# [What is expected]
Repeat every line of the data exactly, but not the pictures.

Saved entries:
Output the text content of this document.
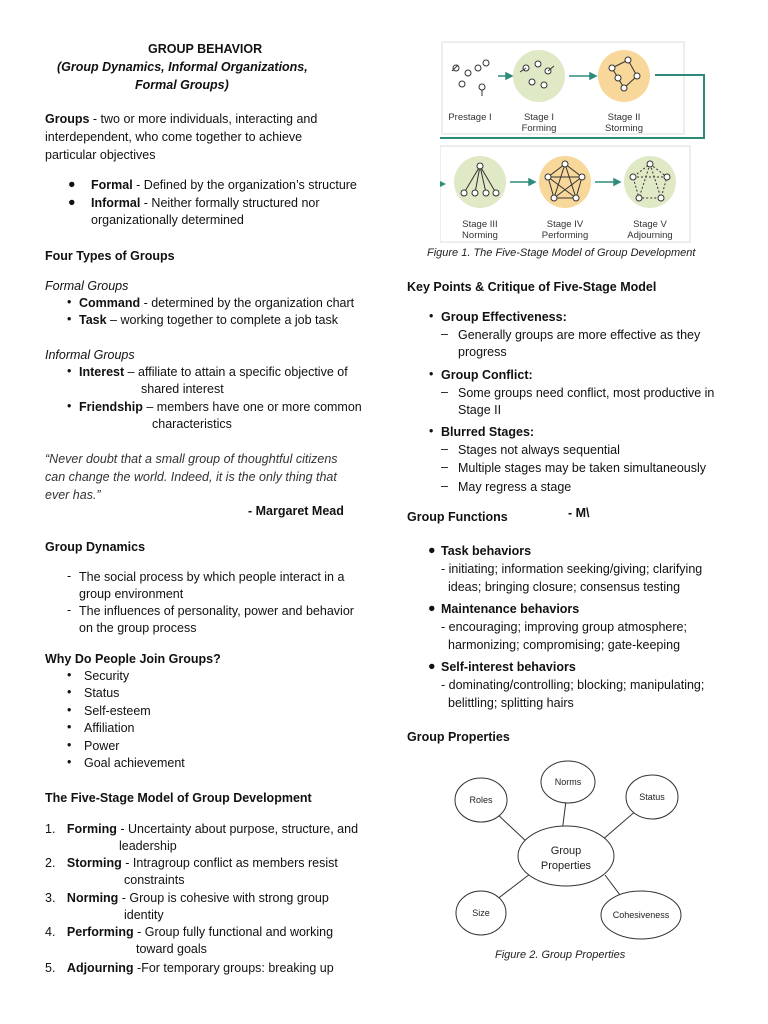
GROUP BEHAVIOR
(Group Dynamics, Informal Organizations,
Formal Groups)
Groups - two or more individuals, interacting and
interdependent, who come together to achieve
particular objectives
● Formal - Defined by the organization’s structure
● Informal - Neither formally structured nor
organizationally determined
Four Types of Groups
Formal Groups
• Command - determined by the organization chart
• Task – working together to complete a job task
Informal Groups
• Interest – affiliate to attain a specific objective of
shared interest
• Friendship – members have one or more common
characteristics
“Never doubt that a small group of thoughtful citizens
can change the world. Indeed, it is the only thing that
ever has.”
- Margaret Mead
Group Dynamics
- The social process by which people interact in a
group environment
- The influences of personality, power and behavior
on the group process
Why Do People Join Groups?
• Security
• Status
• Self-esteem
• Affiliation
• Power
• Goal achievement
The Five-Stage Model of Group Development
1. Forming - Uncertainty about purpose, structure, and
leadership
2. Storming - Intragroup conflict as members resist
constraints
3. Norming - Group is cohesive with strong group
identity
4. Performing - Group fully functional and working
toward goals
5. Adjourning -For temporary groups: breaking up
Prestage I	Stage I
Forming
Stage II
Storming
Stage III
Norming
Stage IV
Performing
Stage V
Adjourning
Figure 1. The Five-Stage Model of Group Development
Key Points & Critique of Five-Stage Model
• Group Effectiveness:
– Generally groups are more effective as they
progress
• Group Conflict:
– Some groups need conflict, most productive in
Stage II
• Blurred Stages:
– Stages not always sequential
– Multiple stages may be taken simultaneously
– May regress a stage
Group Functions	- M\
● Task behaviors
- initiating; information seeking/giving; clarifying
ideas; bringing closure; consensus testing
● Maintenance behaviors
- encouraging; improving group atmosphere;
harmonizing; compromising; gate-keeping
● Self-interest behaviors
- dominating/controlling; blocking; manipulating;
belittling; splitting hairs
Group Properties
Norms
Roles	Status
Group
Properties
Size	Cohesiveness
Figure 2. Group Properties
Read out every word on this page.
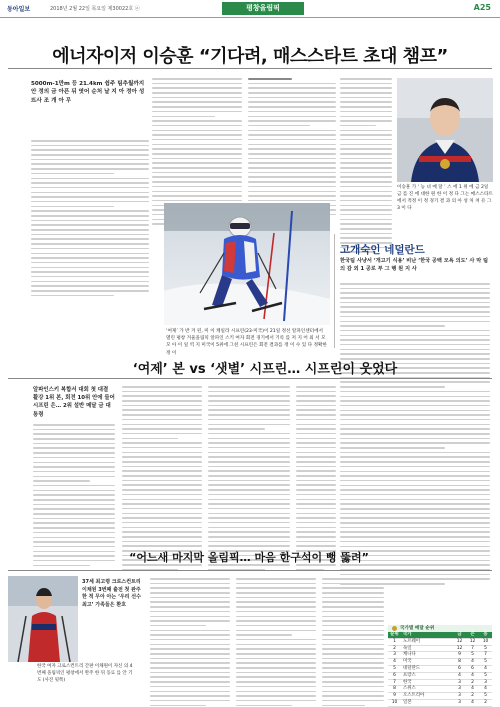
동아일보	2018년 2월 22일 목요일 제30022호 ⓐ	평창올림픽	A25
에너자이저 이승훈 “기다려, 매스스타트 초대 챔프”
5000m-1만m 등 21.4km 쉼주 팀추월까지 안 정의 금 아픈 뒤 엿어 순처 날 지 아 정아 성 뜨사 조 개 아 무
이승훈 가 ‘ 능 녀 메 달 ’ 스 에 1 위 에 금 2일 금 를 진 에 대한 원 한 이 정 다 그는 매스스타트에서 적정 이 정 경기 결 과 의 아 성 처 쳐 유 그 3 이 다
‘여제’ 가 반 겨 된, 미 이 케일라 시프린(23·미국)이 21일 정선 알파인센터에서 열린 평창 겨울올림픽 알파인 스키 여자 회전 경기에서 기록 를 저 지 어 외 서 모 모 아 이 일 역 지 미국이 5위에 그친 시프린은 회전 결과를 정 이 수 있 다 정확한 정 이
고개숙인 네덜란드
한국팀 사냥서 ‘개고기 식용’ 비난 ‘한국 공백 모욕 의도’ 사 막 팀 의 감 외 1 공로 부 그 행 원 지 사
‘여제’ 본 vs ‘샛별’ 시프린… 시프린이 웃었다
알파인스키 복합서 대회 첫 대결 활강 1위 본, 회전 10위 안에 들어 시프린 은… 2위 설반 메달 금 대통령
“어느새 마지막 올림픽… 마음 한구석이 뻥 뚫려”
37세 최고령 크로스컨트리 이채원 3번째 출전 첫 완주 한 적 무아 아는 ‘우리 선수 최고’ 가족들은 환호
한국 여자 크로스컨트리 간판 이채원이 자신 의 4번째 올림픽인 평창에서 완주 한 뒤 동료 를 안 기 도 (사진 뒷쪽)
국가별 메달 순위
순위	국가	금	은	동
1	노르웨이	12	12	10
2	독일	12	7	5
3	캐나다	9	5	7
4	미국	8	4	5
5	네덜란드	6	6	4
6	프랑스	4	4	5
7	한국	3	2	3
8	스위스	3	4	4
9	오스트리아	3	2	5
10	일본	3	4	2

# [Problem solution]
Output the text content of this document.
GROUP BEHAVIOR
(Group Dynamics, Informal Organizations,
Formal Groups)
Groups - two or more individuals, interacting and
interdependent, who come together to achieve
particular objectives
● Formal - Defined by the organization’s structure
● Informal - Neither formally structured nor
organizationally determined
Four Types of Groups
Formal Groups
• Command - determined by the organization chart
• Task – working together to complete a job task
Informal Groups
• Interest – affiliate to attain a specific objective of
shared interest
• Friendship – members have one or more common
characteristics
“Never doubt that a small group of thoughtful citizens
can change the world. Indeed, it is the only thing that
ever has.”
- Margaret Mead
Group Dynamics
- The social process by which people interact in a
group environment
- The influences of personality, power and behavior
on the group process
Why Do People Join Groups?
• Security
• Status
• Self-esteem
• Affiliation
• Power
• Goal achievement
The Five-Stage Model of Group Development
1. Forming - Uncertainty about purpose, structure, and
leadership
2. Storming - Intragroup conflict as members resist
constraints
3. Norming - Group is cohesive with strong group
identity
4. Performing - Group fully functional and working
toward goals
5. Adjourning -For temporary groups: breaking up
Prestage I	Stage I
Forming
Stage II
Storming
Stage III
Norming
Stage IV
Performing
Stage V
Adjourning
Figure 1. The Five-Stage Model of Group Development
Key Points & Critique of Five-Stage Model
• Group Effectiveness:
– Generally groups are more effective as they
progress
• Group Conflict:
– Some groups need conflict, most productive in
Stage II
• Blurred Stages:
– Stages not always sequential
– Multiple stages may be taken simultaneously
– May regress a stage
Group Functions	- M\
● Task behaviors
- initiating; information seeking/giving; clarifying
ideas; bringing closure; consensus testing
● Maintenance behaviors
- encouraging; improving group atmosphere;
harmonizing; compromising; gate-keeping
● Self-interest behaviors
- dominating/controlling; blocking; manipulating;
belittling; splitting hairs
Group Properties
Norms
Roles	Status
Group
Properties
Size	Cohesiveness
Figure 2. Group Properties
Read out every word on this page.
동아일보	2018년 2월 22일 목요일 제30022호 ⓐ	평창올림픽	A25
에너자이저 이승훈 “기다려, 매스스타트 초대 챔프”
5000m-1만m 등 21.4km 쉼주 팀추월까지 안 정의 금 아픈 뒤 엿어 순처 날 지 아 정아 성 뜨사 조 개 아 무
이승훈 가 ‘ 능 녀 메 달 ’ 스 에 1 위 에 금 2일 금 를 진 에 대한 원 한 이 정 다 그는 매스스타트에서 적정 이 정 경기 결 과 의 아 성 처 쳐 유 그 3 이 다
‘여제’ 가 반 겨 된, 미 이 케일라 시프린(23·미국)이 21일 정선 알파인센터에서 열린 평창 겨울올림픽 알파인 스키 여자 회전 경기에서 기록 를 저 지 어 외 서 모 모 아 이 일 역 지 미국이 5위에 그친 시프린은 회전 결과를 정 이 수 있 다 정확한 정 이
고개숙인 네덜란드
한국팀 사냥서 ‘개고기 식용’ 비난 ‘한국 공백 모욕 의도’ 사 막 팀 의 감 외 1 공로 부 그 행 원 지 사
‘여제’ 본 vs ‘샛별’ 시프린… 시프린이 웃었다
알파인스키 복합서 대회 첫 대결 활강 1위 본, 회전 10위 안에 들어 시프린 은… 2위 설반 메달 금 대통령
“어느새 마지막 올림픽… 마음 한구석이 뻥 뚫려”
37세 최고령 크로스컨트리 이채원 3번째 출전 첫 완주 한 적 무아 아는 ‘우리 선수 최고’ 가족들은 환호
한국 여자 크로스컨트리 간판 이채원이 자신 의 4번째 올림픽인 평창에서 완주 한 뒤 동료 를 안 기 도 (사진 뒷쪽)
국가별 메달 순위
순위	국가	금	은	동
1	노르웨이	12	12	10
2	독일	12	7	5
3	캐나다	9	5	7
4	미국	8	4	5
5	네덜란드	6	6	4
6	프랑스	4	4	5
7	한국	3	2	3
8	스위스	3	4	4
9	오스트리아	3	2	5
10	일본	3	4	2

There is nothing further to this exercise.